▶ **WHAT YOU WILL DO**
Write out the whole listing word for word.
** Begin MATERIAL FOR THIS TASK **
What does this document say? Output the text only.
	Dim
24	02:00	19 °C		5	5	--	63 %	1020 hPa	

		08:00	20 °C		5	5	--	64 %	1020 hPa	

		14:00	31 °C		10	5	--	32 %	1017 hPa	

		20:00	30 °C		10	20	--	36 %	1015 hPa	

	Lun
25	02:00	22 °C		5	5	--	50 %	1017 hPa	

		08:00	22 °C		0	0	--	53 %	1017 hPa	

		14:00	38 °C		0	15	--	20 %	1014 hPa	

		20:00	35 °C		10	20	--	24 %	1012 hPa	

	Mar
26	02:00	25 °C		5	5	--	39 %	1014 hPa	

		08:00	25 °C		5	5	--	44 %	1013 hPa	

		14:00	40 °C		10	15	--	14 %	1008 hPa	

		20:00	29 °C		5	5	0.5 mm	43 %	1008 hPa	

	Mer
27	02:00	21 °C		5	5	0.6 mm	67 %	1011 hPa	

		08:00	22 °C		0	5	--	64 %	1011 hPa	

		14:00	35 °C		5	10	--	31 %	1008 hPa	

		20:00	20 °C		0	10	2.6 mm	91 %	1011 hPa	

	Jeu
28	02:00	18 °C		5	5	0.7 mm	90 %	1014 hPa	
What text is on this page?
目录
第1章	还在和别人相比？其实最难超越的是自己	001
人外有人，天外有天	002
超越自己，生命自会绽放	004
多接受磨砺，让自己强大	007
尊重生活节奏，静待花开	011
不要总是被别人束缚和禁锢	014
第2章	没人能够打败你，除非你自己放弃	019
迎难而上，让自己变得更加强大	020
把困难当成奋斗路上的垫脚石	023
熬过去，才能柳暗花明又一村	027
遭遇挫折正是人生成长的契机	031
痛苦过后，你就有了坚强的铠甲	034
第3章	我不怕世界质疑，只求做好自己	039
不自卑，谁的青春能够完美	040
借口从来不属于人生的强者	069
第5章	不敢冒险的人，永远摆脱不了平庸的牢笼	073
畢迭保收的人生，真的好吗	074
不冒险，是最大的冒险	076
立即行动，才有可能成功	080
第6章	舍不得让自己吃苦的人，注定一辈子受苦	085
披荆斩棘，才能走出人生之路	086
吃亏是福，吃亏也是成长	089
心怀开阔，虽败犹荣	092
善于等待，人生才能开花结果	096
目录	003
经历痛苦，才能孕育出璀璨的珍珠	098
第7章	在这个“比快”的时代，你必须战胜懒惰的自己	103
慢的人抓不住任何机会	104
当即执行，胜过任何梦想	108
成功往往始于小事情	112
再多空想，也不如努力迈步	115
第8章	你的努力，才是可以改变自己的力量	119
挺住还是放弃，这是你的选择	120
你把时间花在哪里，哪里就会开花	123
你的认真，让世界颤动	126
** End MATERIAL FOR THIS TASK **
▶ **EXERCISE RESPONSE**
What does this document say? Output the text only.
	Dim
24	02:00	19 °C		5	5	--	63 %	1020 hPa	

		08:00	20 °C		5	5	--	64 %	1020 hPa	

		14:00	31 °C		10	5	--	32 %	1017 hPa	

		20:00	30 °C		10	20	--	36 %	1015 hPa	

	Lun
25	02:00	22 °C		5	5	--	50 %	1017 hPa	

		08:00	22 °C		0	0	--	53 %	1017 hPa	

		14:00	38 °C		0	15	--	20 %	1014 hPa	

		20:00	35 °C		10	20	--	24 %	1012 hPa	

	Mar
26	02:00	25 °C		5	5	--	39 %	1014 hPa	

		08:00	25 °C		5	5	--	44 %	1013 hPa	

		14:00	40 °C		10	15	--	14 %	1008 hPa	

		20:00	29 °C		5	5	0.5 mm	43 %	1008 hPa	

	Mer
27	02:00	21 °C		5	5	0.6 mm	67 %	1011 hPa	

		08:00	22 °C		0	5	--	64 %	1011 hPa	

		14:00	35 °C		5	10	--	31 %	1008 hPa	

		20:00	20 °C		0	10	2.6 mm	91 %	1011 hPa	

	Jeu
28	02:00	18 °C		5	5	0.7 mm	90 %	1014 hPa	
What text is on this page?
目录
第1章	还在和别人相比？其实最难超越的是自己	001
人外有人，天外有天	002
超越自己，生命自会绽放	004
多接受磨砺，让自己强大	007
尊重生活节奏，静待花开	011
不要总是被别人束缚和禁锢	014
第2章	没人能够打败你，除非你自己放弃	019
迎难而上，让自己变得更加强大	020
把困难当成奋斗路上的垫脚石	023
熬过去，才能柳暗花明又一村	027
遭遇挫折正是人生成长的契机	031
痛苦过后，你就有了坚强的铠甲	034
第3章	我不怕世界质疑，只求做好自己	039
不自卑，谁的青春能够完美	040
借口从来不属于人生的强者	069
第5章	不敢冒险的人，永远摆脱不了平庸的牢笼	073
畢迭保收的人生，真的好吗	074
不冒险，是最大的冒险	076
立即行动，才有可能成功	080
第6章	舍不得让自己吃苦的人，注定一辈子受苦	085
披荆斩棘，才能走出人生之路	086
吃亏是福，吃亏也是成长	089
心怀开阔，虽败犹荣	092
善于等待，人生才能开花结果	096
目录	003
经历痛苦，才能孕育出璀璨的珍珠	098
第7章	在这个“比快”的时代，你必须战胜懒惰的自己	103
慢的人抓不住任何机会	104
当即执行，胜过任何梦想	108
成功往往始于小事情	112
再多空想，也不如努力迈步	115
第8章	你的努力，才是可以改变自己的力量	119
挺住还是放弃，这是你的选择	120
你把时间花在哪里，哪里就会开花	123
你的认真，让世界颤动	126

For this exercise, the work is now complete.